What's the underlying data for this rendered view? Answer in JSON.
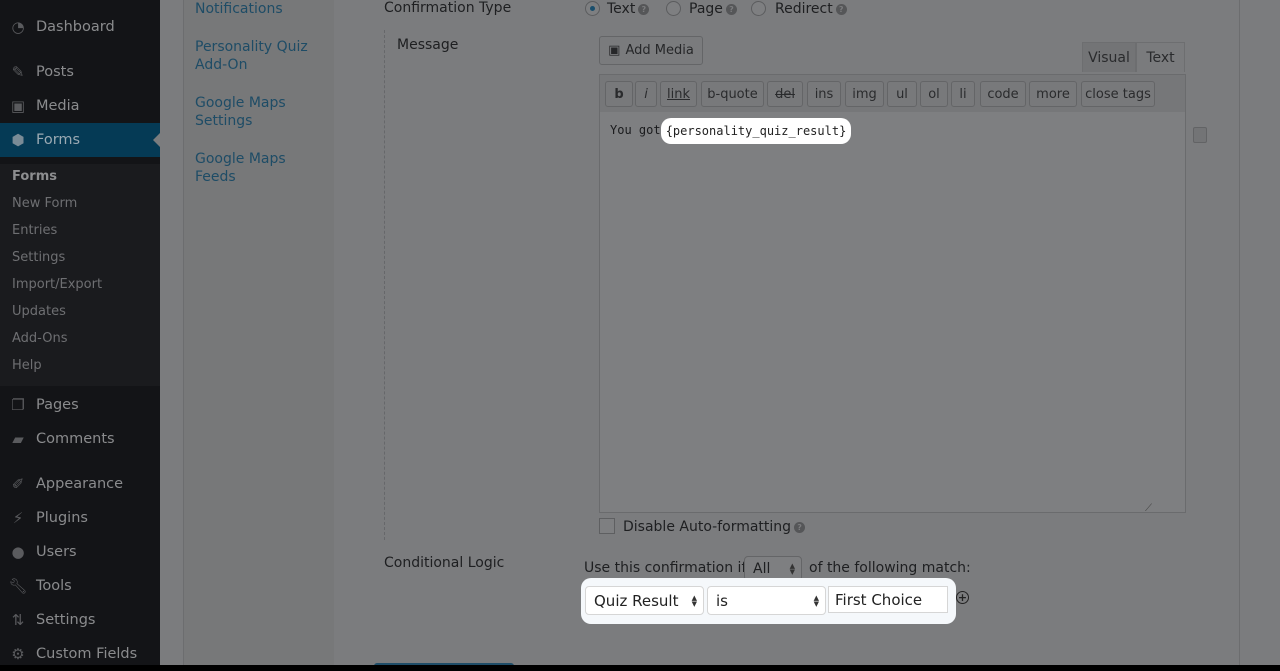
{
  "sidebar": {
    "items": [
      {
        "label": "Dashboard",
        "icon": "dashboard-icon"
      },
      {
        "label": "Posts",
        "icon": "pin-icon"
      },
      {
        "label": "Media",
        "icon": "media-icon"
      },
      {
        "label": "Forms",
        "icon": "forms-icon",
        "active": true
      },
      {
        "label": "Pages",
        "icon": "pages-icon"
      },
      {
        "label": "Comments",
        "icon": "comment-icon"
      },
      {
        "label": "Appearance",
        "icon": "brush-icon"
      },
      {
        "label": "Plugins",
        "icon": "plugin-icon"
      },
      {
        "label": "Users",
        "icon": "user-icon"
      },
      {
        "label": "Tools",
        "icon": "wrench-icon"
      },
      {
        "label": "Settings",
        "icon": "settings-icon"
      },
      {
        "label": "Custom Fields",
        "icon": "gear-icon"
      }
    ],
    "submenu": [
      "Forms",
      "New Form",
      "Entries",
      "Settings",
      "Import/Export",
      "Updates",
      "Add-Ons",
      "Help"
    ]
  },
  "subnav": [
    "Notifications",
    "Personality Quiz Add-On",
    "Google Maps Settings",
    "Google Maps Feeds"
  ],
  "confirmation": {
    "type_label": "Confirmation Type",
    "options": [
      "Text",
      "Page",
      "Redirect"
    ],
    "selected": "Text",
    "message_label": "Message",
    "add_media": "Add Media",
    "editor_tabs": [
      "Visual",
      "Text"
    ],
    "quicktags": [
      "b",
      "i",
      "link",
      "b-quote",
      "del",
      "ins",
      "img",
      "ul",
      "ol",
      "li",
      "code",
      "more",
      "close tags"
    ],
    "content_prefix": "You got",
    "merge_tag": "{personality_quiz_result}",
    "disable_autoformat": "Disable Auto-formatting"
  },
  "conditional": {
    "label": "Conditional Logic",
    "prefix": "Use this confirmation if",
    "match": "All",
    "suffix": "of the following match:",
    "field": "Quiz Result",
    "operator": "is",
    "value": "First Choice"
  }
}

+ + + + +

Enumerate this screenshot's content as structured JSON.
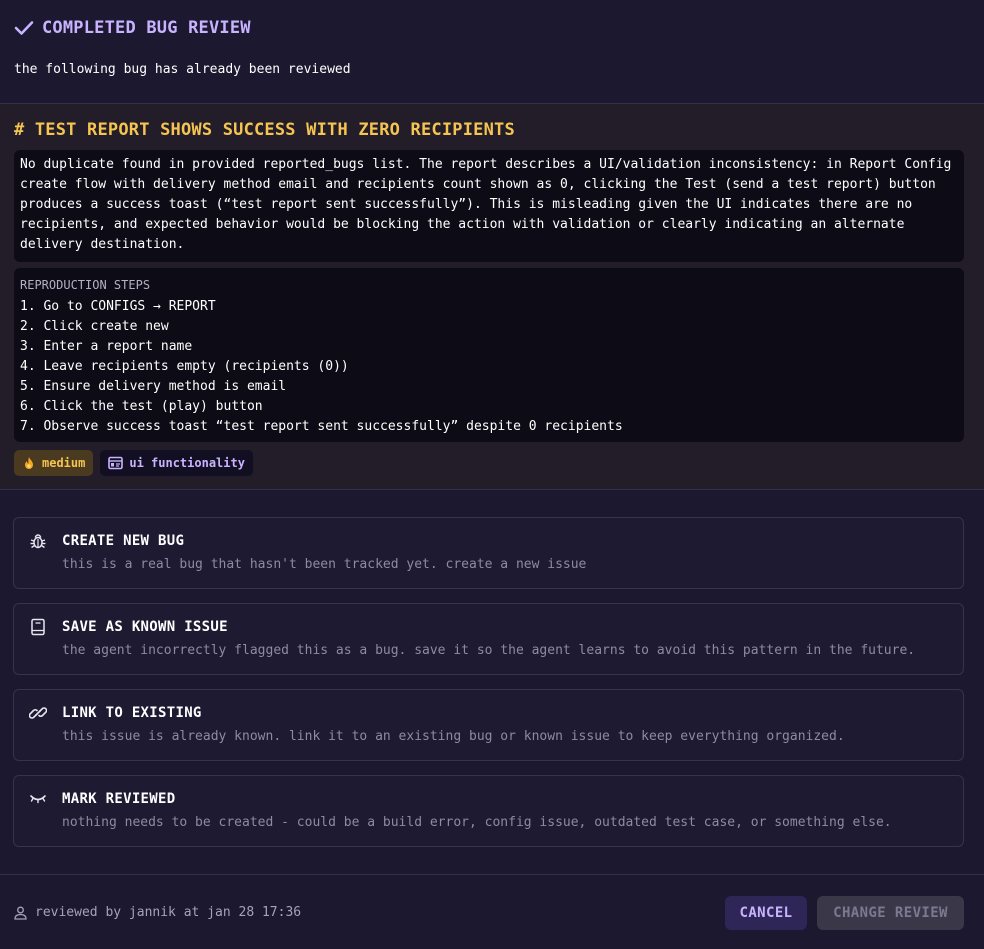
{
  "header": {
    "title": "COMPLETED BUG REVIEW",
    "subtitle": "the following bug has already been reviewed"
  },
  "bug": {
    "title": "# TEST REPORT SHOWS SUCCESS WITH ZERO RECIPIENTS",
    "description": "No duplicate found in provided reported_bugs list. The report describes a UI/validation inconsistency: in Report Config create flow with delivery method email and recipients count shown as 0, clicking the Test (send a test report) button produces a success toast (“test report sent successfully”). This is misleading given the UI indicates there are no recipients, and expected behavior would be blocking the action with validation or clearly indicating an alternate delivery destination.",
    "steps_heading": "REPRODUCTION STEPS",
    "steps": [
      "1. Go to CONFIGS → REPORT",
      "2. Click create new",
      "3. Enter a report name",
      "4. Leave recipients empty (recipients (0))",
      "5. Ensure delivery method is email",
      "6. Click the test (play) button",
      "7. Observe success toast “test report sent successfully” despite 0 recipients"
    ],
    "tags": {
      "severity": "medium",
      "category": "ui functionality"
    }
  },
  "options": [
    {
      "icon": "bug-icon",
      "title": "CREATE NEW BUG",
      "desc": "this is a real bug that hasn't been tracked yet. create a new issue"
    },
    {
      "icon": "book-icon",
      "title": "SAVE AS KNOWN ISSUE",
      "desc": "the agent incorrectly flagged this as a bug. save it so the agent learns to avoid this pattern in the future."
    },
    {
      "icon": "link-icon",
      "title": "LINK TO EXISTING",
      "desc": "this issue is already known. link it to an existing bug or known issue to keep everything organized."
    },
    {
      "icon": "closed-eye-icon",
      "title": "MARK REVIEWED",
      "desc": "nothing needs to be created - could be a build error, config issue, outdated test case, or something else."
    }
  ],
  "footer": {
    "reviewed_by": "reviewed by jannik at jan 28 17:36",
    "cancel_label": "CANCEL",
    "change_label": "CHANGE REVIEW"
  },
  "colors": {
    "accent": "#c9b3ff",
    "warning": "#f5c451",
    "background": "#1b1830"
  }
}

+ + + + +

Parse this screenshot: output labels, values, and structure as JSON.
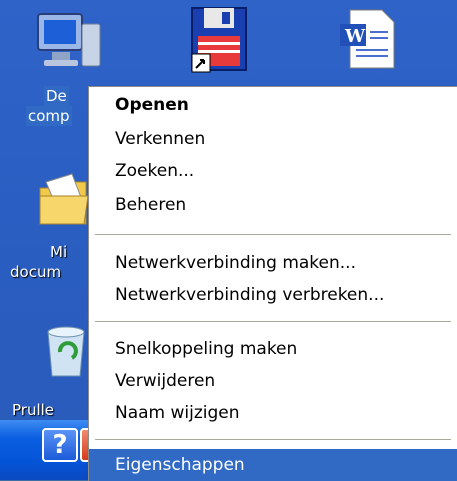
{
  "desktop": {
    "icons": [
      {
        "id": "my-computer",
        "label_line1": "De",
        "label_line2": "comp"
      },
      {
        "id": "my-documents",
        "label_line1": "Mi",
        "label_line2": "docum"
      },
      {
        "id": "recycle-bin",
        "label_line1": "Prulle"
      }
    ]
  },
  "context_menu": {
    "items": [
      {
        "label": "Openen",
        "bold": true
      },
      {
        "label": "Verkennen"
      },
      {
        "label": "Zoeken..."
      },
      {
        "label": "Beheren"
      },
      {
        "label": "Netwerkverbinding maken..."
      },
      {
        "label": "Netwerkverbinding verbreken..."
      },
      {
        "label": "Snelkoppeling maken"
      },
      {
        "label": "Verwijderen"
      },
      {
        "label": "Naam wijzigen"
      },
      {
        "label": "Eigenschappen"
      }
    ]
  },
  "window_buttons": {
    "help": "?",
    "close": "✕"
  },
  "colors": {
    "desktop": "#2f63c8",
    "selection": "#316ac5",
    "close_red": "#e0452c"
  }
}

+ + + + +

Reproduce every line of the listing above in which the string "JSON" appears.

• Correct answer
What's the underlying data for this rendered view? Answer in JSON.
Enumerate this screenshot's content as structured JSON.
Parse this screenshot: output labels, values, and structure as JSON.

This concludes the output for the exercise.